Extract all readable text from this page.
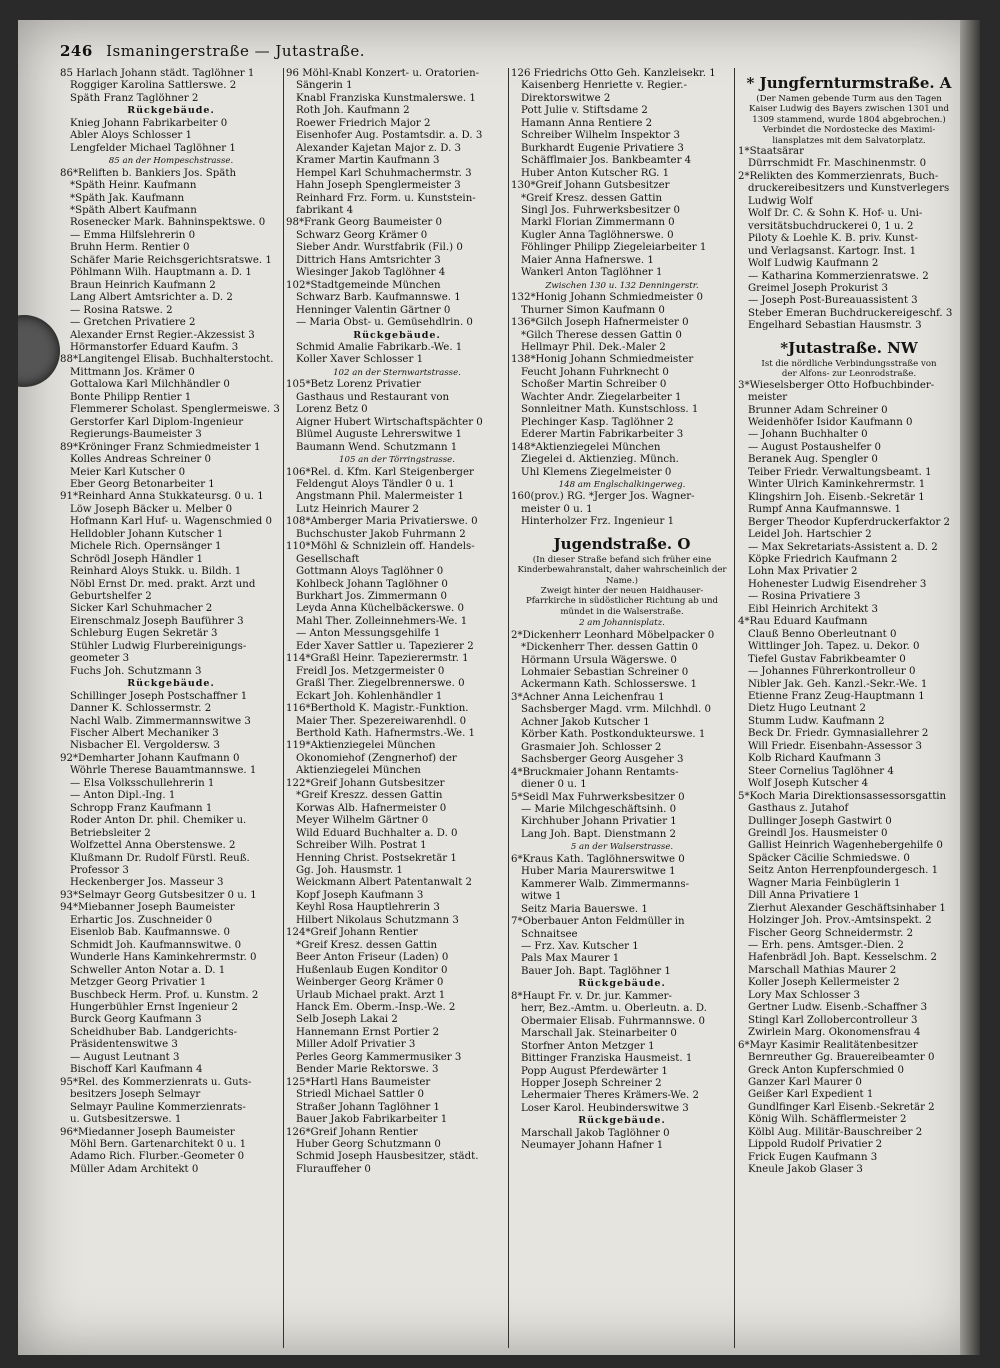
246 Ismaningerstraße — Jutastraße.
85 Harlach Johann städt. Taglöhner 1
Roggiger Karolina Sattlerswe. 2
Späth Franz Taglöhner 2
Rückgebäude.
Knieg Johann Fabrikarbeiter 0
Abler Aloys Schlosser 1
Lengfelder Michael Taglöhner 1
85 an der Hompeschstrasse.
86*Reliften b. Bankiers Jos. Späth
*Späth Heinr. Kaufmann
*Späth Jak. Kaufmann
*Späth Albert Kaufmann
Rosenecker Mark. Bahninspektswe. 0
— Emma Hilfslehrerin 0
Bruhn Herm. Rentier 0
Schäfer Marie Reichsgerichtsratswe. 1
Pöhlmann Wilh. Hauptmann a. D. 1
Braun Heinrich Kaufmann 2
Lang Albert Amtsrichter a. D. 2
— Rosina Ratswe. 2
— Gretchen Privatiere 2
Alexander Ernst Regier.-Akzessist 3
Hörmanstorfer Eduard Kaufm. 3
88*Langitengel Elisab. Buchhalterstocht.
Mittmann Jos. Krämer 0
Gottalowa Karl Milchhändler 0
Bonte Philipp Rentier 1
Flemmerer Scholast. Spenglermeiswe. 3
Gerstorfer Karl Diplom-Ingenieur
Regierungs-Baumeister 3
89*Kröninger Franz Schmiedmeister 1
Kolles Andreas Schreiner 0
Meier Karl Kutscher 0
Eber Georg Betonarbeiter 1
91*Reinhard Anna Stukkateursg. 0 u. 1
Löw Joseph Bäcker u. Melber 0
Hofmann Karl Huf- u. Wagenschmied 0
Helldobler Johann Kutscher 1
Michele Rich. Opernsänger 1
Schrödl Joseph Händler 1
Reinhard Aloys Stukk. u. Bildh. 1
Nöbl Ernst Dr. med. prakt. Arzt und
Geburtshelfer 2
Sicker Karl Schuhmacher 2
Eirenschmalz Joseph Bauführer 3
Schleburg Eugen Sekretär 3
Stühler Ludwig Flurbereinigungs-
geometer 3
Fuchs Joh. Schutzmann 3
Rückgebäude.
Schillinger Joseph Postschaffner 1
Danner K. Schlossermstr. 2
Nachl Walb. Zimmermannswitwe 3
Fischer Albert Mechaniker 3
Nisbacher El. Vergoldersw. 3
92*Demharter Johann Kaufmann 0
Wöhrle Therese Bauamtmannswe. 1
— Elsa Volksschullehrerin 1
— Anton Dipl.-Ing. 1
Schropp Franz Kaufmann 1
Roder Anton Dr. phil. Chemiker u.
Betriebsleiter 2
Wolfzettel Anna Oberstenswe. 2
Klußmann Dr. Rudolf Fürstl. Reuß.
Professor 3
Heckenberger Jos. Masseur 3
93*Selmayr Georg Gutsbesitzer 0 u. 1
94*Miebanner Joseph Baumeister
Erhartic Jos. Zuschneider 0
Eisenlob Bab. Kaufmannswe. 0
Schmidt Joh. Kaufmannswitwe. 0
Wunderle Hans Kaminkehrermstr. 0
Schweller Anton Notar a. D. 1
Metzger Georg Privatier 1
Buschbeck Herm. Prof. u. Kunstm. 2
Hungerbühler Ernst Ingenieur 2
Burck Georg Kaufmann 3
Scheidhuber Bab. Landgerichts-
Präsidentenswitwe 3
— August Leutnant 3
Bischoff Karl Kaufmann 4
95*Rel. des Kommerzienrats u. Guts-
besitzers Joseph Selmayr
Selmayr Pauline Kommerzienrats-
u. Gutsbesitzerswe. 1
96*Miedanner Joseph Baumeister
Möhl Bern. Gartenarchitekt 0 u. 1
Adamo Rich. Flurber.-Geometer 0
Müller Adam Architekt 0
96 Möhl-Knabl Konzert- u. Oratorien-
Sängerin 1
Knabl Franziska Kunstmalerswe. 1
Roth Joh. Kaufmann 2
Roewer Friedrich Major 2
Eisenhofer Aug. Postamtsdir. a. D. 3
Alexander Kajetan Major z. D. 3
Kramer Martin Kaufmann 3
Hempel Karl Schuhmachermstr. 3
Hahn Joseph Spenglermeister 3
Reinhard Frz. Form. u. Kunststein-
fabrikant 4
98*Frank Georg Baumeister 0
Schwarz Georg Krämer 0
Sieber Andr. Wurstfabrik (Fil.) 0
Dittrich Hans Amtsrichter 3
Wiesinger Jakob Taglöhner 4
102*Stadtgemeinde München
Schwarz Barb. Kaufmannswe. 1
Henninger Valentin Gärtner 0
— Maria Obst- u. Gemüsehdlrin. 0
Rückgebäude.
Schmid Amalie Fabrikarb.-We. 1
Koller Xaver Schlosser 1
102 an der Sternwartstrasse.
105*Betz Lorenz Privatier
Gasthaus und Restaurant von
Lorenz Betz 0
Aigner Hubert Wirtschaftspächter 0
Blümel Auguste Lehrerswitwe 1
Baumann Wend. Schutzmann 1
105 an der Törringstrasse.
106*Rel. d. Kfm. Karl Steigenberger
Feldengut Aloys Tändler 0 u. 1
Angstmann Phil. Malermeister 1
Lutz Heinrich Maurer 2
108*Amberger Maria Privatierswe. 0
Buchschuster Jakob Fuhrmann 2
110*Möhl & Schnizlein off. Handels-
Gesellschaft
Gottmann Aloys Taglöhner 0
Kohlbeck Johann Taglöhner 0
Burkhart Jos. Zimmermann 0
Leyda Anna Küchelbäckerswe. 0
Mahl Ther. Zolleinnehmers-We. 1
— Anton Messungsgehilfe 1
Eder Xaver Sattler u. Tapezierer 2
114*Graßl Heinr. Tapezierermstr. 1
Freidl Jos. Metzgermeister 0
Graßl Ther. Ziegelbrennerswe. 0
Eckart Joh. Kohlenhändler 1
116*Berthold K. Magistr.-Funktion.
Maier Ther. Spezereiwarenhdl. 0
Berthold Kath. Hafnermstrs.-We. 1
119*Aktienziegelei München
Ökonomiehof (Zengnerhof) der
Aktienziegelei München
122*Greif Johann Gutsbesitzer
*Greif Kreszz. dessen Gattin
Korwas Alb. Hafnermeister 0
Meyer Wilhelm Gärtner 0
Wild Eduard Buchhalter a. D. 0
Schreiber Wilh. Postrat 1
Henning Christ. Postsekretär 1
Gg. Joh. Hausmstr. 1
Weickmann Albert Patentanwalt 2
Kopf Joseph Kaufmann 3
Keyhl Rosa Hauptlehrerin 3
Hilbert Nikolaus Schutzmann 3
124*Greif Johann Rentier
*Greif Kresz. dessen Gattin
Beer Anton Friseur (Laden) 0
Hußenlaub Eugen Konditor 0
Weinberger Georg Krämer 0
Urlaub Michael prakt. Arzt 1
Hanck Em. Oberm.-Insp.-We. 2
Selb Joseph Lakai 2
Hannemann Ernst Portier 2
Miller Adolf Privatier 3
Perles Georg Kammermusiker 3
Bender Marie Rektorswe. 3
125*Hartl Hans Baumeister
Striedl Michael Sattler 0
Straßer Johann Taglöhner 1
Bauer Jakob Fabrikarbeiter 1
126*Greif Johann Rentier
Huber Georg Schutzmann 0
Schmid Joseph Hausbesitzer, städt.
Flurauffeher 0
126 Friedrichs Otto Geh. Kanzleisekr. 1
Kaisenberg Henriette v. Regier.-
Direktorswitwe 2
Pott Julie v. Stiftsdame 2
Hamann Anna Rentiere 2
Schreiber Wilhelm Inspektor 3
Burkhardt Eugenie Privatiere 3
Schäfflmaier Jos. Bankbeamter 4
Huber Anton Kutscher RG. 1
130*Greif Johann Gutsbesitzer
*Greif Kresz. dessen Gattin
Singl Jos. Fuhrwerksbesitzer 0
Markl Florian Zimmermann 0
Kugler Anna Taglöhnerswe. 0
Föhlinger Philipp Ziegeleiarbeiter 1
Maier Anna Hafnerswe. 1
Wankerl Anton Taglöhner 1
Zwischen 130 u. 132 Denningerstr.
132*Honig Johann Schmiedmeister 0
Thurner Simon Kaufmann 0
136*Gilch Joseph Hafnermeister 0
*Gilch Therese dessen Gattin 0
Hellmayr Phil. Dek.-Maler 2
138*Honig Johann Schmiedmeister
Feucht Johann Fuhrknecht 0
Schoßer Martin Schreiber 0
Wachter Andr. Ziegelarbeiter 1
Sonnleitner Math. Kunstschloss. 1
Plechinger Kasp. Taglöhner 2
Ederer Martin Fabrikarbeiter 3
148*Aktienziegelei München
Ziegelei d. Aktienzieg. Münch.
Uhl Klemens Ziegelmeister 0
148 am Englschalkingerweg.
160(prov.) RG. *Jerger Jos. Wagner-
meister 0 u. 1
Hinterholzer Frz. Ingenieur 1
Jugendstraße. O
(In dieser Straße befand sich früher eine
Kinderbewahranstalt, daher wahrscheinlich der
Name.)
Zweigt hinter der neuen Haidhauser-
Pfarrkirche in südöstlicher Richtung ab und
mündet in die Walserstraße.
2 am Johannisplatz.
2*Dickenherr Leonhard Möbelpacker 0
*Dickenherr Ther. dessen Gattin 0
Hörmann Ursula Wägerswe. 0
Lohmaier Sebastian Schreiner 0
Ackermann Kath. Schlosserswe. 1
3*Achner Anna Leichenfrau 1
Sachsberger Magd. vrm. Milchhdl. 0
Achner Jakob Kutscher 1
Körber Kath. Postkondukteurswe. 1
Grasmaier Joh. Schlosser 2
Sachsberger Georg Ausgeher 3
4*Bruckmaier Johann Rentamts-
diener 0 u. 1
5*Seidl Max Fuhrwerksbesitzer 0
— Marie Milchgeschäftsinh. 0
Kirchhuber Johann Privatier 1
Lang Joh. Bapt. Dienstmann 2
5 an der Walserstrasse.
6*Kraus Kath. Taglöhnerswitwe 0
Huber Maria Maurerswitwe 1
Kammerer Walb. Zimmermanns-
witwe 1
Seitz Maria Bauerswe. 1
7*Oberbauer Anton Feldmüller in
Schnaitsee
— Frz. Xav. Kutscher 1
Pals Max Maurer 1
Bauer Joh. Bapt. Taglöhner 1
Rückgebäude.
8*Haupt Fr. v. Dr. jur. Kammer-
herr, Bez.-Amtm. u. Oberleutn. a. D.
Obermaier Elisab. Fuhrmannswe. 0
Marschall Jak. Steinarbeiter 0
Storfner Anton Metzger 1
Bittinger Franziska Hausmeist. 1
Popp August Pferdewärter 1
Hopper Joseph Schreiner 2
Lehermaier Theres Krämers-We. 2
Loser Karol. Heubinderswitwe 3
Rückgebäude.
Marschall Jakob Taglöhner 0
Neumayer Johann Hafner 1
* Jungfernturmstraße. A
(Der Namen gebende Turm aus den Tagen
Kaiser Ludwig des Bayers zwischen 1301 und
1309 stammend, wurde 1804 abgebrochen.)
Verbindet die Nordostecke des Maximi-
liansplatzes mit dem Salvatorplatz.
1*Staatsärar
Dürrschmidt Fr. Maschinenmstr. 0
2*Relikten des Kommerzienrats, Buch-
druckereibesitzers und Kunstverlegers
Ludwig Wolf
Wolf Dr. C. & Sohn K. Hof- u. Uni-
versitätsbuchdruckerei 0, 1 u. 2
Piloty & Loehle K. B. priv. Kunst-
und Verlagsanst. Kartogr. Inst. 1
Wolf Ludwig Kaufmann 2
— Katharina Kommerzienratswe. 2
Greimel Joseph Prokurist 3
— Joseph Post-Bureauassistent 3
Steber Emeran Buchdruckereigeschf. 3
Engelhard Sebastian Hausmstr. 3
*Jutastraße. NW
Ist die nördliche Verbindungsstraße von
der Alfons- zur Leonrodstraße.
3*Wieselsberger Otto Hofbuchbinder-
meister
Brunner Adam Schreiner 0
Weidenhöfer Isidor Kaufmann 0
— Johann Buchhalter 0
— August Postaushelfer 0
Beranek Aug. Spengler 0
Teiber Friedr. Verwaltungsbeamt. 1
Winter Ulrich Kaminkehrermstr. 1
Klingshirn Joh. Eisenb.-Sekretär 1
Rumpf Anna Kaufmannswe. 1
Berger Theodor Kupferdruckerfaktor 2
Leidel Joh. Hartschier 2
— Max Sekretariats-Assistent a. D. 2
Köpke Friedrich Kaufmann 2
Lohn Max Privatier 2
Hohenester Ludwig Eisendreher 3
— Rosina Privatiere 3
Eibl Heinrich Architekt 3
4*Rau Eduard Kaufmann
Clauß Benno Oberleutnant 0
Wittlinger Joh. Tapez. u. Dekor. 0
Tiefel Gustav Fabrikbeamter 0
— Johannes Führerkontrolleur 0
Nibler Jak. Geh. Kanzl.-Sekr.-We. 1
Etienne Franz Zeug-Hauptmann 1
Dietz Hugo Leutnant 2
Stumm Ludw. Kaufmann 2
Beck Dr. Friedr. Gymnasiallehrer 2
Will Friedr. Eisenbahn-Assessor 3
Kolb Richard Kaufmann 3
Steer Cornelius Taglöhner 4
Wolf Joseph Kutscher 4
5*Koch Maria Direktionsassessorsgattin
Gasthaus z. Jutahof
Dullinger Joseph Gastwirt 0
Greindl Jos. Hausmeister 0
Gallist Heinrich Wagenhebergehilfe 0
Späcker Cäcilie Schmiedswe. 0
Seitz Anton Herrenpfoundergesch. 1
Wagner Maria Feinbüglerin 1
Dill Anna Privatiere 1
Zierhut Alexander Geschäftsinhaber 1
Holzinger Joh. Prov.-Amtsinspekt. 2
Fischer Georg Schneidermstr. 2
— Erh. pens. Amtsger.-Dien. 2
Hafenbrädl Joh. Bapt. Kesselschm. 2
Marschall Mathias Maurer 2
Koller Joseph Kellermeister 2
Lory Max Schlosser 3
Gertner Ludw. Eisenb.-Schaffner 3
Stingl Karl Zollobercontrolleur 3
Zwirlein Marg. Ökonomensfrau 4
6*Mayr Kasimir Realitätenbesitzer
Bernreuther Gg. Brauereibeamter 0
Greck Anton Kupferschmied 0
Ganzer Karl Maurer 0
Geißer Karl Expedient 1
Gundlfinger Karl Eisenb.-Sekretär 2
König Wilh. Schäfflermeister 2
Kölbl Aug. Militär-Bauschreiber 2
Lippold Rudolf Privatier 2
Frick Eugen Kaufmann 3
Kneule Jakob Glaser 3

════════

* _WHAT THE TASK REQUIRES_:
List each line of the records that holds the string "Georg".

* _EXERCISE RESULT_:
Eber Georg Betonarbeiter 1
93*Selmayr Georg Gutsbesitzer 0 u. 1
Metzger Georg Privatier 1
Burck Georg Kaufmann 3
98*Frank Georg Baumeister 0
Schwarz Georg Krämer 0
Weinberger Georg Krämer 0
Perles Georg Kammermusiker 3
Huber Georg Schutzmann 0
Sachsberger Georg Ausgeher 3
Fischer Georg Schneidermstr. 2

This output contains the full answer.